---------- Input ----------

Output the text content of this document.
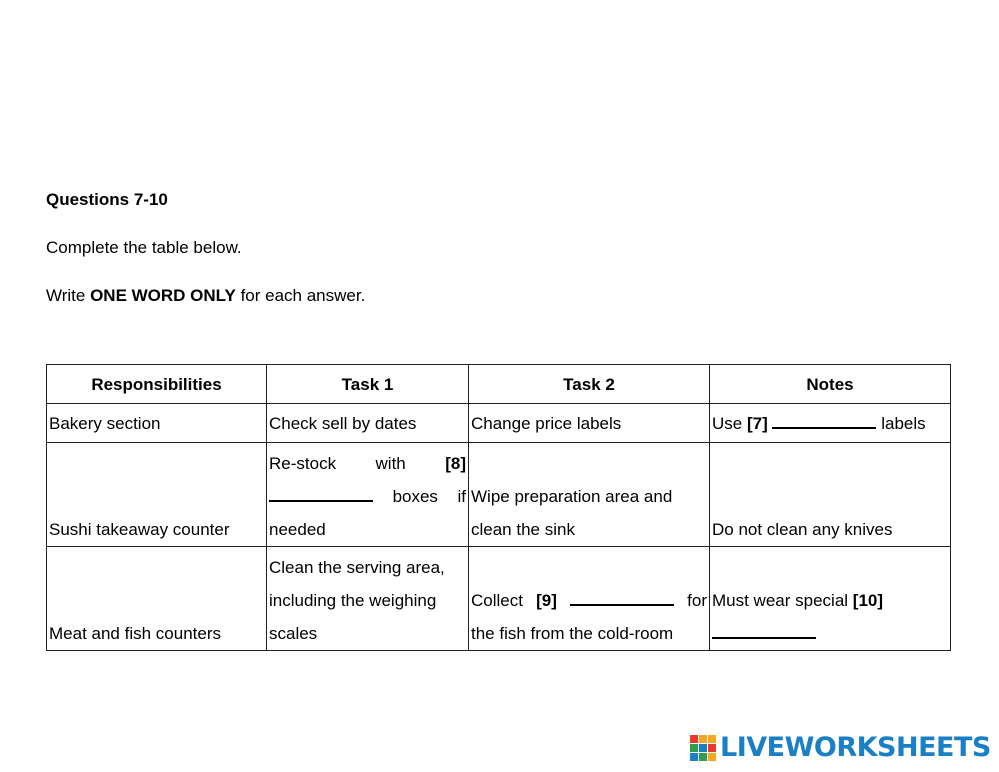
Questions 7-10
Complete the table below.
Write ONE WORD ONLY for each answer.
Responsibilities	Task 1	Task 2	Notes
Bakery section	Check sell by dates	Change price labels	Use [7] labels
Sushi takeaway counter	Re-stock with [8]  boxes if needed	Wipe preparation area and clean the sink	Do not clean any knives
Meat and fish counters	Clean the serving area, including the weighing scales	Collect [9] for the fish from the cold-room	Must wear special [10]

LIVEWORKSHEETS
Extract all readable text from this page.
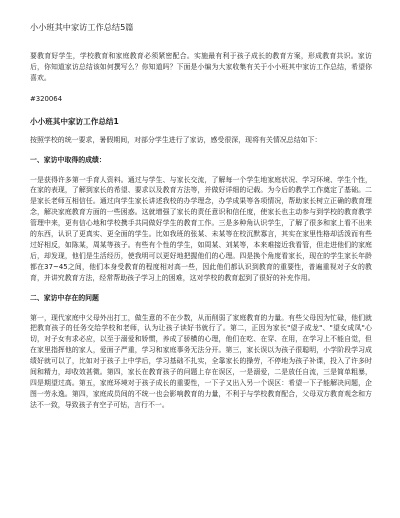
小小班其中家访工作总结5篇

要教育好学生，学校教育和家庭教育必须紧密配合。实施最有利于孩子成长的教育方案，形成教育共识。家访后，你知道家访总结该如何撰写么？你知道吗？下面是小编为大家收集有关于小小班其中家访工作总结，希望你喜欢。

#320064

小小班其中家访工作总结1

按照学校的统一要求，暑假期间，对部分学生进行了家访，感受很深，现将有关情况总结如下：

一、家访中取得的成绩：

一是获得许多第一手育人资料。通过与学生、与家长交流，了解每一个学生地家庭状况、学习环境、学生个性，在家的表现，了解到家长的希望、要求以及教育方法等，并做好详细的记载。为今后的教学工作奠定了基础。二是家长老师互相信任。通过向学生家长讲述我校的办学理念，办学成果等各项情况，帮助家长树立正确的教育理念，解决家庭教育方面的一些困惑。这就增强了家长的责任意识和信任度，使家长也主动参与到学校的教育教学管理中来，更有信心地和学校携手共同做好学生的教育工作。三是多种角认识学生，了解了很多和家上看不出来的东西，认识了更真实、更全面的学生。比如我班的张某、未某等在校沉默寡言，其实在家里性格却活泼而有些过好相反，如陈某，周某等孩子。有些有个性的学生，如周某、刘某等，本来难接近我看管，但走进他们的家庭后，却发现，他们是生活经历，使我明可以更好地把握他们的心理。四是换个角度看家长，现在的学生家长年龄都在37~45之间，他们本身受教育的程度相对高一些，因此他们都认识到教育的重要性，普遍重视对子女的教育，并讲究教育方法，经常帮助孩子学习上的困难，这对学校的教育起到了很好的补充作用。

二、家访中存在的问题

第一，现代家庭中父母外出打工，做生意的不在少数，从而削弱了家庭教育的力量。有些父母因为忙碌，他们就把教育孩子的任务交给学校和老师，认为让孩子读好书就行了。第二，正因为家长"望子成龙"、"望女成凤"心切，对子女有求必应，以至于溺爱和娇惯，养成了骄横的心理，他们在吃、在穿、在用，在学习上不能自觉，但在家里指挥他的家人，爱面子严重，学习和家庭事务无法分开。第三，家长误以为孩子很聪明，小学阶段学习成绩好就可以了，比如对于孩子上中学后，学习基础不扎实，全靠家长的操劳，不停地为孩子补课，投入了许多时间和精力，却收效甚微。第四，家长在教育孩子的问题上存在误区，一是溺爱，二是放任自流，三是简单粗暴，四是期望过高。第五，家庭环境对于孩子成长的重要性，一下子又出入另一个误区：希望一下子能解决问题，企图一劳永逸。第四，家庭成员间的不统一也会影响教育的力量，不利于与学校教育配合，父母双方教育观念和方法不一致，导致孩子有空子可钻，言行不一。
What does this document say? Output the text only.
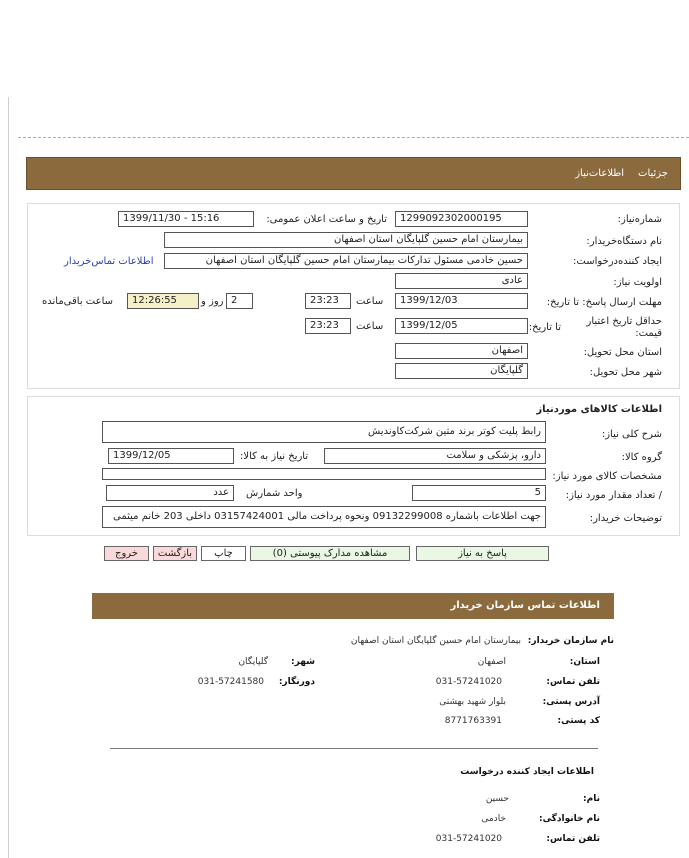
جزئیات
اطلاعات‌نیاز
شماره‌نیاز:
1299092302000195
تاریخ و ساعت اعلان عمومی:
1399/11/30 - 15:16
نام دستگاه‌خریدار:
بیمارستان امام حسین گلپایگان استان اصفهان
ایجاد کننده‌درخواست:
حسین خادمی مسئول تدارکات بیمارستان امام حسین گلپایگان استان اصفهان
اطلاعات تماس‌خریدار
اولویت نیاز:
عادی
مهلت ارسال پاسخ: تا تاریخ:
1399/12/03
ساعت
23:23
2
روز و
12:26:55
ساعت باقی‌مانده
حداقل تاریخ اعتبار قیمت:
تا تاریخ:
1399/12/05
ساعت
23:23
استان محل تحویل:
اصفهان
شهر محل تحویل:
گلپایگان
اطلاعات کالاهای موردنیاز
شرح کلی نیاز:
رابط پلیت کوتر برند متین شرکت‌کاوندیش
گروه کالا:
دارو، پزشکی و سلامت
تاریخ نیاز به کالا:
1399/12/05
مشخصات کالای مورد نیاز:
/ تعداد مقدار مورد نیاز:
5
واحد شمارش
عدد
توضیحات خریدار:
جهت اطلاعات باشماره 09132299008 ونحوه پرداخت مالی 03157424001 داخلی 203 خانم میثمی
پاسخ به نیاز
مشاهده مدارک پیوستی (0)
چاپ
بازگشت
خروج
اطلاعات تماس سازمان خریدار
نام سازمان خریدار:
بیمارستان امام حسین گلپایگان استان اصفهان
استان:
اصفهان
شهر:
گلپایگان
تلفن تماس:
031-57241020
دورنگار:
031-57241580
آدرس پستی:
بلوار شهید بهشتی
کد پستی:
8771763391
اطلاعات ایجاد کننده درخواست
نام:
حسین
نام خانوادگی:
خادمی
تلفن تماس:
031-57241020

----------

▸ Stated exercise: Collect each line holding the string "from".

▸ Solution to this problem:
Meat and fish counters	Clean the serving area, including the weighing scales	Collect [9] for the fish from the cold-room	Must wear special [10]
Extract all readable text from this page.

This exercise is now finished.